** EXERCISE DETAILS **
Each entry below should be reproduced character for character.

====== MATERIAL ======

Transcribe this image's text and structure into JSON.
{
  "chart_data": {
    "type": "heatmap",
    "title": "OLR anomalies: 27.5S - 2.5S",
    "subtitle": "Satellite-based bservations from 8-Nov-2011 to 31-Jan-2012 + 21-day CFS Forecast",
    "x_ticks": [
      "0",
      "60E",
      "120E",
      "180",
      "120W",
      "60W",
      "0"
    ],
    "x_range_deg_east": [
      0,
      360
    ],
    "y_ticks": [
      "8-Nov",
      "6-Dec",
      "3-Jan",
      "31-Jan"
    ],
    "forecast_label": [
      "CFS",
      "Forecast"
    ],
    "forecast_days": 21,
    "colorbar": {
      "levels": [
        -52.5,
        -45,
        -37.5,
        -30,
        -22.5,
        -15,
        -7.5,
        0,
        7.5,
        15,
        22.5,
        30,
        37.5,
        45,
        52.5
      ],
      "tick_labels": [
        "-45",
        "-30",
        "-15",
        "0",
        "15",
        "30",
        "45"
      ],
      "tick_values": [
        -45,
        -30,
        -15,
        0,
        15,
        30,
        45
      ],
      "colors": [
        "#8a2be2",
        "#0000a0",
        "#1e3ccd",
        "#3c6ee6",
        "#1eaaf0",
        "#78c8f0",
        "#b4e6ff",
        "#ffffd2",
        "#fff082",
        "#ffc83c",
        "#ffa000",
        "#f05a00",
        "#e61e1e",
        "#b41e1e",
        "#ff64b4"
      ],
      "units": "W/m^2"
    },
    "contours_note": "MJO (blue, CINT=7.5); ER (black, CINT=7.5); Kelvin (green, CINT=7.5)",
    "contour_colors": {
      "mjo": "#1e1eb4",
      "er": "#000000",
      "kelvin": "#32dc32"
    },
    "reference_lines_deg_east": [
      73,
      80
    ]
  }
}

======

** ANSWER BELOW **
Transcribe this image's text and structure into JSON.
{
  "chart_data": {
    "type": "heatmap",
    "title": "OLR anomalies: 27.5S - 2.5S",
    "subtitle": "Satellite-based bservations from 8-Nov-2011 to 31-Jan-2012 + 21-day CFS Forecast",
    "x_ticks": [
      "0",
      "60E",
      "120E",
      "180",
      "120W",
      "60W",
      "0"
    ],
    "x_range_deg_east": [
      0,
      360
    ],
    "y_ticks": [
      "8-Nov",
      "6-Dec",
      "3-Jan",
      "31-Jan"
    ],
    "forecast_label": [
      "CFS",
      "Forecast"
    ],
    "forecast_days": 21,
    "colorbar": {
      "levels": [
        -52.5,
        -45,
        -37.5,
        -30,
        -22.5,
        -15,
        -7.5,
        0,
        7.5,
        15,
        22.5,
        30,
        37.5,
        45,
        52.5
      ],
      "tick_labels": [
        "-45",
        "-30",
        "-15",
        "0",
        "15",
        "30",
        "45"
      ],
      "tick_values": [
        -45,
        -30,
        -15,
        0,
        15,
        30,
        45
      ],
      "colors": [
        "#8a2be2",
        "#0000a0",
        "#1e3ccd",
        "#3c6ee6",
        "#1eaaf0",
        "#78c8f0",
        "#b4e6ff",
        "#ffffd2",
        "#fff082",
        "#ffc83c",
        "#ffa000",
        "#f05a00",
        "#e61e1e",
        "#b41e1e",
        "#ff64b4"
      ],
      "units": "W/m^2"
    },
    "contours_note": "MJO (blue, CINT=7.5); ER (black, CINT=7.5); Kelvin (green, CINT=7.5)",
    "contour_colors": {
      "mjo": "#1e1eb4",
      "er": "#000000",
      "kelvin": "#32dc32"
    },
    "reference_lines_deg_east": [
      73,
      80
    ]
  }
}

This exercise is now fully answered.